• Extracted text:
* begin *
Tuesday 21 October 2008

25th September Auckland and the Environs (part II)



(Yes, I *did* start writing this 3 weeks ago - I'm sorry!!)

On the Thursday, we met up with my great aunt, cousin and his girlfriend for lunch. I'd met Aunt Judy before, when she came over to England a few years ago with her husband (unfortunately, he was working whilst we were in NZ, and we didn't get to see him at all), but I'd never met Morgan nor his girlfriend, Ana at all.

We met up in a suburb of Auckland called Takapuna, fortunately one which had outdoor parking (this became a *big* consideration when we really got on the road - how to park a large wheel-base van had never really crossed my mind before!) I had slight qualms about this meet up, as the car park itself was huge, and we hadn't arranged an exact spot to meet. My memory for faces is also a little bit hazy, so I had visions of not actually being able to find my great aunt. Fortunately, as we turned the engine off on the van, she knocked on the window (reasoning, quite rightly, that we would be the only people in a campervan at that time of day!) It didn't take long before Morgan and Ana caught up with us, and we wandered off looking for somewhere to have lunch. After a stroll round the suburb, we ended up at a glorious cafe which had outdoor (though in an arcade, so still protected from the elements) seating. We had a fantastic meal and a lovely chat - even though we were pretty much strangers when we met, it felt like we had known each other for years, and that we were just picking up a conversation that had been left off a couple of days before.
* end *
• List of tasks:
1. Answer these questions from the Auckland travel post:
(a) In which suburb of Auckland did the group meet?
(b) How did the great aunt judge which vehicle belonged to the writer?
(c) What kind of seating did the cafe have?
2. Decide whether each statement agrees with the Auckland travel post, and quote the words that settle it:
(a) The writer had met Morgan before this lunch.
(b) Aunt Judy's husband joined them during the visit.
(c) The car park where they met was very large.
3. Write the next part of the Auckland travel post, picking up after its final sentence.

• Extracted information:
* begin *
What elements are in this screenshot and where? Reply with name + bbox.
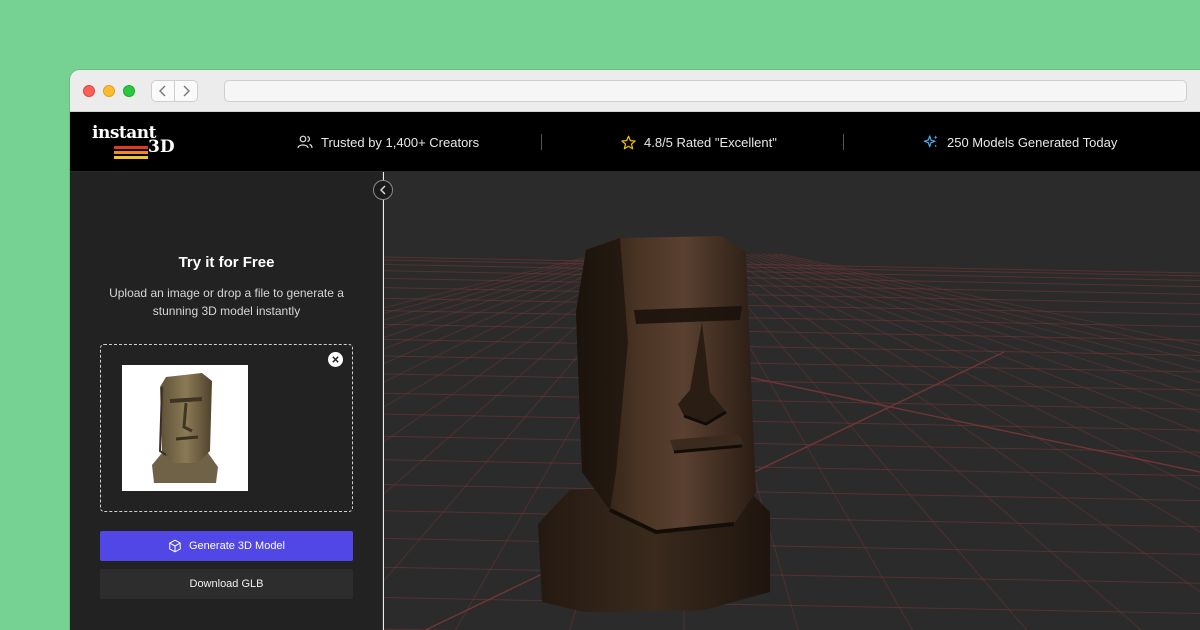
grid-line [384,459,1200,477]
site-header: instant 3D Trusted by 1,400+ Creators 4.… [70,112,1200,172]
uploaded-image-preview [122,365,248,491]
grid-line [713,253,1200,593]
cube-icon [169,539,181,553]
floor-grid [384,253,1200,630]
stat-models-generated: 250 Models Generated Today [923,112,1117,172]
close-icon [332,356,339,363]
close-window-button[interactable] [83,85,95,97]
users-icon [297,135,313,149]
header-divider [843,134,844,150]
stat-creators: Trusted by 1,400+ Creators [297,112,479,172]
stat-creators-text: Trusted by 1,400+ Creators [321,134,480,150]
chevron-right-icon [183,85,190,97]
browser-chrome [70,70,1200,112]
forward-button[interactable] [174,80,198,102]
generate-label: Generate 3D Model [189,540,285,552]
logo-stripe-orange [114,151,148,154]
browser-window: instant 3D Trusted by 1,400+ Creators 4.… [70,70,1200,630]
instant3d-logo[interactable]: instant 3D [92,124,176,160]
grid-line [384,597,1200,615]
upload-panel: Try it for Free Upload an image or drop … [70,172,383,630]
download-label: Download GLB [189,578,264,590]
grid-line [731,253,1200,458]
logo-stripe-red [114,146,148,149]
grid-line [384,413,1200,431]
panel-description: Upload an image or drop a file to genera… [109,286,344,318]
generate-3d-model-button[interactable]: Generate 3D Model [100,531,353,561]
star-icon [621,135,636,149]
grid-line [384,510,1200,528]
grid-line [707,253,1142,630]
moai-head-3d-model[interactable] [538,236,770,612]
3d-viewport[interactable] [384,172,1200,630]
logo-text: instant [92,123,156,143]
panel-title: Try it for Free [178,254,275,271]
sparkle-icon [923,135,938,148]
upload-dropzone[interactable] [100,344,353,512]
grid-line [719,253,1200,533]
maximize-window-button[interactable] [123,85,135,97]
moai-statue-image [152,373,218,483]
logo-3d-text: 3D [148,137,175,157]
header-divider [541,134,542,150]
chevron-left-icon [159,85,166,97]
logo-stripe-yellow [114,156,148,159]
stat-rating: 4.8/5 Rated "Excellent" [621,112,777,172]
viewport-scene [384,236,1200,630]
minimize-window-button[interactable] [103,85,115,97]
grid-line [725,253,1200,490]
download-glb-button[interactable]: Download GLB [100,569,353,599]
chevron-left-icon [380,185,386,195]
address-bar[interactable] [224,80,1187,102]
grid-line [384,484,1200,502]
collapse-panel-button[interactable] [373,180,393,200]
stat-models-text: 250 Models Generated Today [947,134,1118,150]
stat-rating-text: 4.8/5 Rated "Excellent" [644,134,777,150]
remove-image-button[interactable] [328,352,343,367]
grid-line [737,253,1200,433]
grid-line [384,392,1200,410]
back-button[interactable] [151,80,175,102]
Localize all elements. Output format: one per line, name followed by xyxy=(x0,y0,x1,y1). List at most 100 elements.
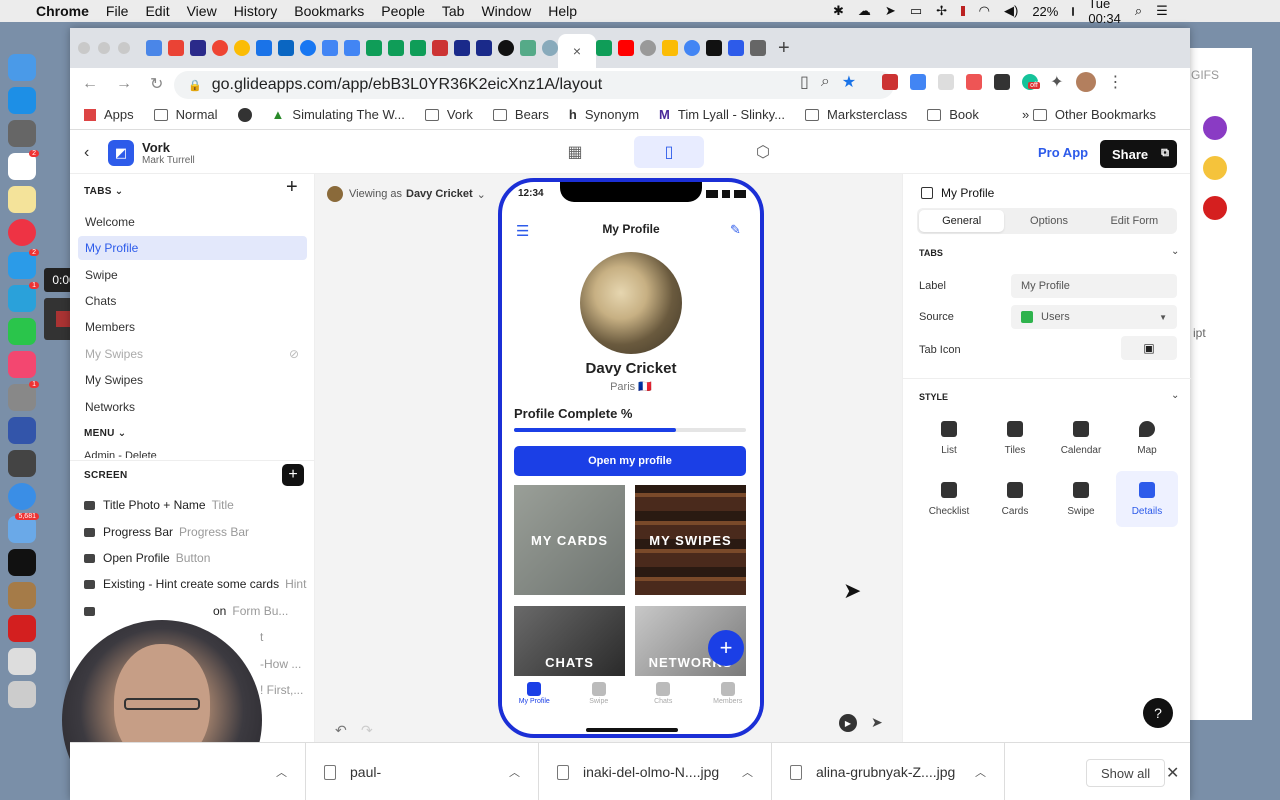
source-select[interactable]: Users ▼ xyxy=(1011,305,1177,329)
tab-icon-picker[interactable]: ▣ xyxy=(1121,336,1177,360)
component-partial-3[interactable]: ! First,... xyxy=(254,683,303,697)
audio-icon[interactable] xyxy=(8,417,36,444)
phone-tab-members[interactable]: Members xyxy=(703,682,753,722)
tab-members[interactable]: Members xyxy=(78,315,307,339)
tab-gmail-icon[interactable] xyxy=(168,40,184,56)
share-button[interactable]: Share ⧉ xyxy=(1100,140,1177,168)
style-map[interactable]: Map xyxy=(1116,410,1178,466)
style-tiles[interactable]: Tiles xyxy=(984,410,1046,466)
tab-c-icon[interactable] xyxy=(256,40,272,56)
open-profile-button[interactable]: Open my profile xyxy=(514,446,746,476)
emoji-devil-icon[interactable] xyxy=(1203,116,1227,140)
emoji-apple-icon[interactable] xyxy=(1203,196,1227,220)
zoom-icon[interactable]: ⌕ xyxy=(821,73,830,91)
viewing-as-selector[interactable]: Viewing as Davy Cricket ⌄ xyxy=(327,186,486,202)
tab-wifi-icon-2[interactable] xyxy=(476,40,492,56)
forward-arrow-icon[interactable]: → xyxy=(116,75,132,93)
back-chevron-icon[interactable]: ‹ xyxy=(84,144,89,162)
add-tab-button[interactable]: + xyxy=(286,176,298,199)
close-downloads-icon[interactable]: ✕ xyxy=(1166,763,1179,783)
wifi-icon[interactable]: ◠ xyxy=(979,3,990,19)
collapse-style-icon[interactable]: ⌄ xyxy=(1171,390,1179,401)
component-title-photo[interactable]: Title Photo + Name Title xyxy=(84,498,234,512)
tab-g-icon[interactable] xyxy=(498,40,514,56)
bookmark-normal[interactable]: Normal xyxy=(153,107,218,122)
bookmark-globe[interactable] xyxy=(237,107,252,122)
app-store-icon[interactable] xyxy=(8,87,36,114)
messages-icon[interactable]: 2 xyxy=(8,249,39,279)
segment-general[interactable]: General xyxy=(919,210,1005,232)
scrivener-icon[interactable] xyxy=(8,450,36,477)
tab-wifi-icon[interactable] xyxy=(454,40,470,56)
phone-tab-swipe[interactable]: Swipe xyxy=(574,682,624,722)
download-item-alina[interactable]: alina-grubnyak-Z....jpg ︿ xyxy=(772,743,1005,800)
component-hint[interactable]: Existing - Hint create some cards Hint xyxy=(84,577,306,591)
style-list[interactable]: List xyxy=(918,410,980,466)
menu-chrome[interactable]: Chrome xyxy=(36,3,89,19)
component-progress-bar[interactable]: Progress Bar Progress Bar xyxy=(84,525,249,539)
menu-item-partial[interactable]: Admin - Delete xyxy=(84,450,157,458)
bluetooth-icon[interactable]: ✢ xyxy=(936,3,947,19)
clipboard-icon[interactable]: ▯ xyxy=(800,72,809,92)
menu-file[interactable]: File xyxy=(106,3,129,19)
style-calendar[interactable]: Calendar xyxy=(1050,410,1112,466)
component-form-button[interactable]: on Form Bu... xyxy=(84,604,288,618)
menu-section-header[interactable]: MENU ⌄ xyxy=(84,428,126,439)
trash-icon[interactable] xyxy=(8,681,36,708)
tab-linkedin-icon[interactable] xyxy=(278,40,294,56)
zoom-window-button[interactable] xyxy=(118,42,130,54)
menu-bookmarks[interactable]: Bookmarks xyxy=(294,3,364,19)
tile-my-cards[interactable]: MY CARDS xyxy=(514,485,625,595)
pointer-tool-icon[interactable]: ➤ xyxy=(871,714,883,731)
bookmark-other[interactable]: Other Bookmarks xyxy=(1032,107,1156,122)
tab-shield-icon[interactable] xyxy=(432,40,448,56)
cloud-icon[interactable]: ☁ xyxy=(858,3,871,19)
back-arrow-icon[interactable]: ← xyxy=(82,75,98,93)
tab-my-swipes[interactable]: My Swipes xyxy=(78,368,307,392)
chevron-up-icon[interactable]: ︿ xyxy=(276,764,287,780)
tab-youtube-icon[interactable] xyxy=(618,40,634,56)
preview-icon[interactable] xyxy=(8,648,36,675)
safari-icon[interactable] xyxy=(8,483,36,510)
send-icon[interactable]: ➤ xyxy=(885,3,896,19)
music-icon[interactable] xyxy=(8,351,36,378)
menu-window[interactable]: Window xyxy=(481,3,531,19)
tab-my-profile[interactable]: My Profile xyxy=(78,236,307,260)
notes-icon[interactable] xyxy=(8,186,36,213)
airplay-icon[interactable]: ▭ xyxy=(910,3,922,19)
menu-tab[interactable]: Tab xyxy=(442,3,465,19)
acrobat-icon[interactable] xyxy=(8,615,36,642)
component-partial-1[interactable]: t xyxy=(254,630,263,644)
flag-icon[interactable] xyxy=(961,6,965,16)
style-cards[interactable]: Cards xyxy=(984,471,1046,527)
minimize-window-button[interactable] xyxy=(98,42,110,54)
calendar-icon[interactable]: 2 xyxy=(8,150,39,180)
bookmark-vork[interactable]: Vork xyxy=(424,107,473,122)
play-preview-button[interactable]: ▶ xyxy=(839,714,857,732)
search-icon[interactable]: ⌕ xyxy=(1135,3,1142,19)
hidden-eye-icon[interactable]: ⊘ xyxy=(289,347,299,361)
style-swipe[interactable]: Swipe xyxy=(1050,471,1112,527)
collapse-tabs-icon[interactable]: ⌄ xyxy=(1171,246,1179,257)
bookmark-tim-lyall[interactable]: M Tim Lyall - Slinky... xyxy=(659,107,785,122)
tabs-section-header[interactable]: TABS ⌄ xyxy=(84,186,123,197)
ext-grammarly-icon[interactable]: off xyxy=(1022,74,1040,90)
tab-drive-icon[interactable] xyxy=(662,40,678,56)
tab-sheets-icon-2[interactable] xyxy=(388,40,404,56)
address-bar[interactable]: 🔒 go.glideapps.com/app/ebB3L0YR36K2eicXn… xyxy=(174,71,894,99)
tab-docs-icon[interactable] xyxy=(344,40,360,56)
lock-icon[interactable]: 🔒 xyxy=(188,79,202,92)
bookmark-marksterclass[interactable]: Marksterclass xyxy=(805,107,907,122)
battery-icon[interactable] xyxy=(1072,6,1075,16)
chrome-icon[interactable] xyxy=(8,219,36,246)
clock[interactable]: Tue 00:34 xyxy=(1088,0,1121,26)
extensions-puzzle-icon[interactable]: ✦ xyxy=(1050,72,1063,92)
download-item-paul[interactable]: paul- ︿ xyxy=(306,743,539,800)
tile-my-swipes[interactable]: MY SWIPES xyxy=(635,485,746,595)
bookmark-apps[interactable]: Apps xyxy=(84,107,134,122)
phone-tab-chats[interactable]: Chats xyxy=(638,682,688,722)
tab-sheets-icon-3[interactable] xyxy=(410,40,426,56)
url-text[interactable]: go.glideapps.com/app/ebB3L0YR36K2eicXnz1… xyxy=(212,76,603,94)
mail-icon[interactable]: 5,681 xyxy=(8,513,39,543)
gear-icon[interactable]: ✱ xyxy=(833,3,844,19)
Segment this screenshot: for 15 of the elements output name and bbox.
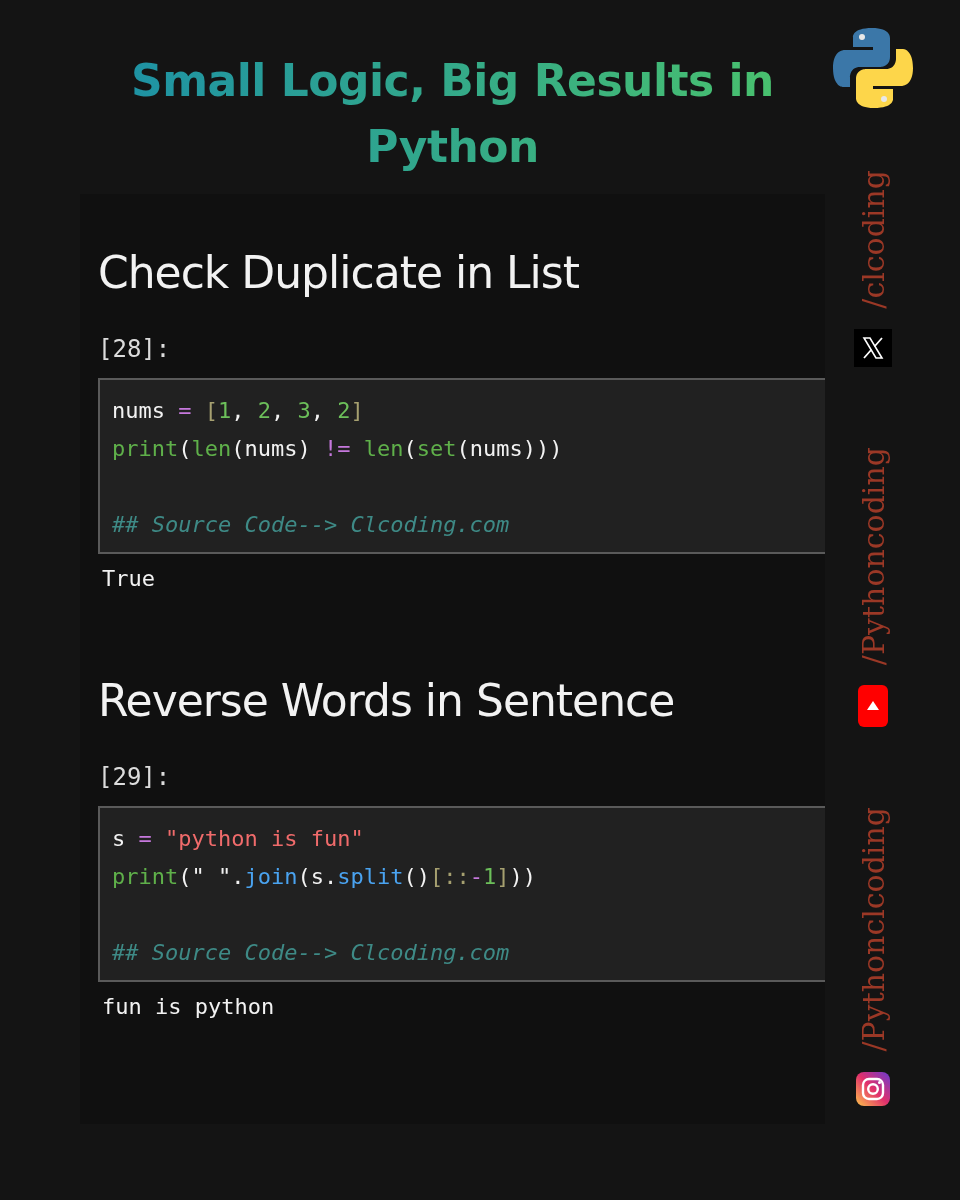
* end *
• Responses for each task:
1.
(a) Takapuna.
(b) She reasoned that they would be the only people in a campervan at that time of day.
(c) Outdoor seating, though in an arcade, so still protected from the elements.

2.
(a) No: "I'd never met Morgan nor his girlfriend, Ana at all."
(b) No: "he was working whilst we were in NZ, and we didn't get to see him at all"
(c) Yes: "the car park itself was huge"

3.
After lunch, Judy headed back home, and Morgan and Ana took us into Auckland for a spot of sightseeing. After a walk round the SkyTower, which charged quite a bit for admission, and as we weren't all that fussed about going up, we satisfied ourselves with taking photos from underneath:


and then going down to the harbour.

Auckland is known as the City of Sails, due to the number of (very rich) people who own yachts / gin palaces etc; unfortunately, most of them were not in the harbour when we visited, and we were instead treated to the sight of some rather less picturesque fishing boats and dredgers!

Once we'd wandered around for a little bit, taking in most of the central area, Morgan and Ana hit on a very good idea of how to see the best bits of a city when you don't have much time or a huge amount of money - Auckland has a circular line bus which goes through most of the areas. This was a brilliant way of spending an hour or so - we got all of the landmarks pointed out, though, as we were in one of those buses which has an advert on the side, I couldn't get any more photos.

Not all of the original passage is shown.